** start Records shown **
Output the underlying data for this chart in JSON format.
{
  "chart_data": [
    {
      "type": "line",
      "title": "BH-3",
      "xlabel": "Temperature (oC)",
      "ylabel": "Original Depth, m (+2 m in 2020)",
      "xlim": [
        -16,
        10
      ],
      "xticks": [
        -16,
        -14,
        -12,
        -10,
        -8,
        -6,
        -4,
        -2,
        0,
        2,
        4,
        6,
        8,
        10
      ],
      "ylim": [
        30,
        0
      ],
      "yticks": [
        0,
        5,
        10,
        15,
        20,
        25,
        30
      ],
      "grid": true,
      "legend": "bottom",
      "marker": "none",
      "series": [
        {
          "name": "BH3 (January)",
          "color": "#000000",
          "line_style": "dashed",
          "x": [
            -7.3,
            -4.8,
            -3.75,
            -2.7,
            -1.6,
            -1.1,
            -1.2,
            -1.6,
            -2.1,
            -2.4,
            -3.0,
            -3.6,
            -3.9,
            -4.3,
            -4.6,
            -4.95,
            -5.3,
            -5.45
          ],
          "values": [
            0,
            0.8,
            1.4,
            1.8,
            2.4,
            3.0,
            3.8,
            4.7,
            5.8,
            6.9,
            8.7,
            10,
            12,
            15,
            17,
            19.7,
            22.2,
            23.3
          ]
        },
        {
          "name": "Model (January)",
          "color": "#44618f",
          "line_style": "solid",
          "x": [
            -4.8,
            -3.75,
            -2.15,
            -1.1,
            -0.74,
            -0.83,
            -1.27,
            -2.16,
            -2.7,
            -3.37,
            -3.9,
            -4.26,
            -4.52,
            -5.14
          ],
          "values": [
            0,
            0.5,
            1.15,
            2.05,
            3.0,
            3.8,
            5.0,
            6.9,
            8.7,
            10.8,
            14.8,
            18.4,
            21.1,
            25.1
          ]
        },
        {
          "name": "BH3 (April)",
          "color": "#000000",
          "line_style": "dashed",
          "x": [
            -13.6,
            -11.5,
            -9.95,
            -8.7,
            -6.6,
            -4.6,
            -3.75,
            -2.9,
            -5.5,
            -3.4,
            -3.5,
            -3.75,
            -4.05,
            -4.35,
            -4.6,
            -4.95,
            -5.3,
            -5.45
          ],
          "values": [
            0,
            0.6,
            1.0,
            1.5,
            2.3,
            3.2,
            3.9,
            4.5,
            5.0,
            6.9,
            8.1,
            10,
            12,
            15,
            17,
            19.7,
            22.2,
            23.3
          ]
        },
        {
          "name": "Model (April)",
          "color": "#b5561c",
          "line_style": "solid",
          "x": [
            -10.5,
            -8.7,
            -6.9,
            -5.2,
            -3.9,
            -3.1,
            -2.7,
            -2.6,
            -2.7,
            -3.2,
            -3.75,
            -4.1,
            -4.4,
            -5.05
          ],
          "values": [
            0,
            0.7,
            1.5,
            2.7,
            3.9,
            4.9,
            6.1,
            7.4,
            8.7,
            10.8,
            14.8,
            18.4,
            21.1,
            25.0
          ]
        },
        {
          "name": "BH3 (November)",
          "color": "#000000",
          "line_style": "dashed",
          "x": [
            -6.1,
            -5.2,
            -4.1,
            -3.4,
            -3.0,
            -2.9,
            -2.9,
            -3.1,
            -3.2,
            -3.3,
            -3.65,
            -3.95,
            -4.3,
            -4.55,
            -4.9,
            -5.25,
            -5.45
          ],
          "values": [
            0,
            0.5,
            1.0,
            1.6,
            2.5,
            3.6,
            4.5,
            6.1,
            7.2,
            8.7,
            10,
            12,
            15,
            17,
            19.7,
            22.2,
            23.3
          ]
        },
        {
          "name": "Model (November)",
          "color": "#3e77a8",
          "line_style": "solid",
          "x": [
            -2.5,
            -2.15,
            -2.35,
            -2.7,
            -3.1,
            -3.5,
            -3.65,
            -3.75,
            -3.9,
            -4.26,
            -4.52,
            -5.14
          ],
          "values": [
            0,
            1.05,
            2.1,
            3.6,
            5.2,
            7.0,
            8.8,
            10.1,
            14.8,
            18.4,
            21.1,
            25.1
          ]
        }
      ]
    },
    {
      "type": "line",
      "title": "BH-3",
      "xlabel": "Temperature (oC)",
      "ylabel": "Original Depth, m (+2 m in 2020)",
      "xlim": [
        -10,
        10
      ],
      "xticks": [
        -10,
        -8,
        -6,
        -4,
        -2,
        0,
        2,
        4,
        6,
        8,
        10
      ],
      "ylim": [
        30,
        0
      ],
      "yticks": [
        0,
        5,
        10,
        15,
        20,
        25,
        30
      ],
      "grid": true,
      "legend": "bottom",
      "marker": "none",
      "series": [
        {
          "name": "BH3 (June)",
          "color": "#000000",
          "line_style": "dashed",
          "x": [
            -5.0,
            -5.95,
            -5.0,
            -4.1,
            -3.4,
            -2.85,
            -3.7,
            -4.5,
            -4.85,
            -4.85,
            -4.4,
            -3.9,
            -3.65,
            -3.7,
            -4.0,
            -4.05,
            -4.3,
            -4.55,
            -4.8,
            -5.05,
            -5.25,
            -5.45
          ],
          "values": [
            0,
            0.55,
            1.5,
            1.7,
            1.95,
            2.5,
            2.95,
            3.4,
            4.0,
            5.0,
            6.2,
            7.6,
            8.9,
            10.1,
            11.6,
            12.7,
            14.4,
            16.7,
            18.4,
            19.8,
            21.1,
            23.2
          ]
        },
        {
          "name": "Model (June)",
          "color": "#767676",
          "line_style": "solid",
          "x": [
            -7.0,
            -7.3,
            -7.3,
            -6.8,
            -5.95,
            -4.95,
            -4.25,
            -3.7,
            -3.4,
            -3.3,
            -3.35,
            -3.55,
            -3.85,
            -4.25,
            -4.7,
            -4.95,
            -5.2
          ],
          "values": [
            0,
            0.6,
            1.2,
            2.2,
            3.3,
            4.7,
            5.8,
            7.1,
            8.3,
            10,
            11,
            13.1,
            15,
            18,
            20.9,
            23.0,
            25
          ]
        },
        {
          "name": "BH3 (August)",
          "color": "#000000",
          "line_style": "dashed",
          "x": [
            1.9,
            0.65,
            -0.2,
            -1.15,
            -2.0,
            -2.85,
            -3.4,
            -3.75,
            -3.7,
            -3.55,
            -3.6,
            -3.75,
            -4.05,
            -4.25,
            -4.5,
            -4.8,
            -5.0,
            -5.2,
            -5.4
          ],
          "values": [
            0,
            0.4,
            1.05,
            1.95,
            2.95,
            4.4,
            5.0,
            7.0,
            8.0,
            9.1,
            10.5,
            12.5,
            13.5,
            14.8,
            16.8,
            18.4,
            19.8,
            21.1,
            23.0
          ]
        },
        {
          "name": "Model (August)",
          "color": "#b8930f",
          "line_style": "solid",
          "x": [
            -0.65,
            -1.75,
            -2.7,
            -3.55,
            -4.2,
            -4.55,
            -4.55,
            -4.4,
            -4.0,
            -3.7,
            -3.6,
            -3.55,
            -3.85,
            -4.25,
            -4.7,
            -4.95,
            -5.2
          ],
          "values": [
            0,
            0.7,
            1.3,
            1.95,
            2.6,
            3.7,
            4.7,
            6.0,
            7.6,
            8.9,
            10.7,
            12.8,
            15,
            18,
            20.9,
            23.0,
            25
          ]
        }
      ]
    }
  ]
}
** end Records shown **
All of the entries must be written out exactly as they stand.

Output the underlying data for this chart in JSON format.
{
  "chart_data": [
    {
      "type": "line",
      "title": "BH-3",
      "xlabel": "Temperature (oC)",
      "ylabel": "Original Depth, m (+2 m in 2020)",
      "xlim": [
        -16,
        10
      ],
      "xticks": [
        -16,
        -14,
        -12,
        -10,
        -8,
        -6,
        -4,
        -2,
        0,
        2,
        4,
        6,
        8,
        10
      ],
      "ylim": [
        30,
        0
      ],
      "yticks": [
        0,
        5,
        10,
        15,
        20,
        25,
        30
      ],
      "grid": true,
      "legend": "bottom",
      "marker": "none",
      "series": [
        {
          "name": "BH3 (January)",
          "color": "#000000",
          "line_style": "dashed",
          "x": [
            -7.3,
            -4.8,
            -3.75,
            -2.7,
            -1.6,
            -1.1,
            -1.2,
            -1.6,
            -2.1,
            -2.4,
            -3.0,
            -3.6,
            -3.9,
            -4.3,
            -4.6,
            -4.95,
            -5.3,
            -5.45
          ],
          "values": [
            0,
            0.8,
            1.4,
            1.8,
            2.4,
            3.0,
            3.8,
            4.7,
            5.8,
            6.9,
            8.7,
            10,
            12,
            15,
            17,
            19.7,
            22.2,
            23.3
          ]
        },
        {
          "name": "Model (January)",
          "color": "#44618f",
          "line_style": "solid",
          "x": [
            -4.8,
            -3.75,
            -2.15,
            -1.1,
            -0.74,
            -0.83,
            -1.27,
            -2.16,
            -2.7,
            -3.37,
            -3.9,
            -4.26,
            -4.52,
            -5.14
          ],
          "values": [
            0,
            0.5,
            1.15,
            2.05,
            3.0,
            3.8,
            5.0,
            6.9,
            8.7,
            10.8,
            14.8,
            18.4,
            21.1,
            25.1
          ]
        },
        {
          "name": "BH3 (April)",
          "color": "#000000",
          "line_style": "dashed",
          "x": [
            -13.6,
            -11.5,
            -9.95,
            -8.7,
            -6.6,
            -4.6,
            -3.75,
            -2.9,
            -5.5,
            -3.4,
            -3.5,
            -3.75,
            -4.05,
            -4.35,
            -4.6,
            -4.95,
            -5.3,
            -5.45
          ],
          "values": [
            0,
            0.6,
            1.0,
            1.5,
            2.3,
            3.2,
            3.9,
            4.5,
            5.0,
            6.9,
            8.1,
            10,
            12,
            15,
            17,
            19.7,
            22.2,
            23.3
          ]
        },
        {
          "name": "Model (April)",
          "color": "#b5561c",
          "line_style": "solid",
          "x": [
            -10.5,
            -8.7,
            -6.9,
            -5.2,
            -3.9,
            -3.1,
            -2.7,
            -2.6,
            -2.7,
            -3.2,
            -3.75,
            -4.1,
            -4.4,
            -5.05
          ],
          "values": [
            0,
            0.7,
            1.5,
            2.7,
            3.9,
            4.9,
            6.1,
            7.4,
            8.7,
            10.8,
            14.8,
            18.4,
            21.1,
            25.0
          ]
        },
        {
          "name": "BH3 (November)",
          "color": "#000000",
          "line_style": "dashed",
          "x": [
            -6.1,
            -5.2,
            -4.1,
            -3.4,
            -3.0,
            -2.9,
            -2.9,
            -3.1,
            -3.2,
            -3.3,
            -3.65,
            -3.95,
            -4.3,
            -4.55,
            -4.9,
            -5.25,
            -5.45
          ],
          "values": [
            0,
            0.5,
            1.0,
            1.6,
            2.5,
            3.6,
            4.5,
            6.1,
            7.2,
            8.7,
            10,
            12,
            15,
            17,
            19.7,
            22.2,
            23.3
          ]
        },
        {
          "name": "Model (November)",
          "color": "#3e77a8",
          "line_style": "solid",
          "x": [
            -2.5,
            -2.15,
            -2.35,
            -2.7,
            -3.1,
            -3.5,
            -3.65,
            -3.75,
            -3.9,
            -4.26,
            -4.52,
            -5.14
          ],
          "values": [
            0,
            1.05,
            2.1,
            3.6,
            5.2,
            7.0,
            8.8,
            10.1,
            14.8,
            18.4,
            21.1,
            25.1
          ]
        }
      ]
    },
    {
      "type": "line",
      "title": "BH-3",
      "xlabel": "Temperature (oC)",
      "ylabel": "Original Depth, m (+2 m in 2020)",
      "xlim": [
        -10,
        10
      ],
      "xticks": [
        -10,
        -8,
        -6,
        -4,
        -2,
        0,
        2,
        4,
        6,
        8,
        10
      ],
      "ylim": [
        30,
        0
      ],
      "yticks": [
        0,
        5,
        10,
        15,
        20,
        25,
        30
      ],
      "grid": true,
      "legend": "bottom",
      "marker": "none",
      "series": [
        {
          "name": "BH3 (June)",
          "color": "#000000",
          "line_style": "dashed",
          "x": [
            -5.0,
            -5.95,
            -5.0,
            -4.1,
            -3.4,
            -2.85,
            -3.7,
            -4.5,
            -4.85,
            -4.85,
            -4.4,
            -3.9,
            -3.65,
            -3.7,
            -4.0,
            -4.05,
            -4.3,
            -4.55,
            -4.8,
            -5.05,
            -5.25,
            -5.45
          ],
          "values": [
            0,
            0.55,
            1.5,
            1.7,
            1.95,
            2.5,
            2.95,
            3.4,
            4.0,
            5.0,
            6.2,
            7.6,
            8.9,
            10.1,
            11.6,
            12.7,
            14.4,
            16.7,
            18.4,
            19.8,
            21.1,
            23.2
          ]
        },
        {
          "name": "Model (June)",
          "color": "#767676",
          "line_style": "solid",
          "x": [
            -7.0,
            -7.3,
            -7.3,
            -6.8,
            -5.95,
            -4.95,
            -4.25,
            -3.7,
            -3.4,
            -3.3,
            -3.35,
            -3.55,
            -3.85,
            -4.25,
            -4.7,
            -4.95,
            -5.2
          ],
          "values": [
            0,
            0.6,
            1.2,
            2.2,
            3.3,
            4.7,
            5.8,
            7.1,
            8.3,
            10,
            11,
            13.1,
            15,
            18,
            20.9,
            23.0,
            25
          ]
        },
        {
          "name": "BH3 (August)",
          "color": "#000000",
          "line_style": "dashed",
          "x": [
            1.9,
            0.65,
            -0.2,
            -1.15,
            -2.0,
            -2.85,
            -3.4,
            -3.75,
            -3.7,
            -3.55,
            -3.6,
            -3.75,
            -4.05,
            -4.25,
            -4.5,
            -4.8,
            -5.0,
            -5.2,
            -5.4
          ],
          "values": [
            0,
            0.4,
            1.05,
            1.95,
            2.95,
            4.4,
            5.0,
            7.0,
            8.0,
            9.1,
            10.5,
            12.5,
            13.5,
            14.8,
            16.8,
            18.4,
            19.8,
            21.1,
            23.0
          ]
        },
        {
          "name": "Model (August)",
          "color": "#b8930f",
          "line_style": "solid",
          "x": [
            -0.65,
            -1.75,
            -2.7,
            -3.55,
            -4.2,
            -4.55,
            -4.55,
            -4.4,
            -4.0,
            -3.7,
            -3.6,
            -3.55,
            -3.85,
            -4.25,
            -4.7,
            -4.95,
            -5.2
          ],
          "values": [
            0,
            0.7,
            1.3,
            1.95,
            2.6,
            3.7,
            4.7,
            6.0,
            7.6,
            8.9,
            10.7,
            12.8,
            15,
            18,
            20.9,
            23.0,
            25
          ]
        }
      ]
    }
  ]
}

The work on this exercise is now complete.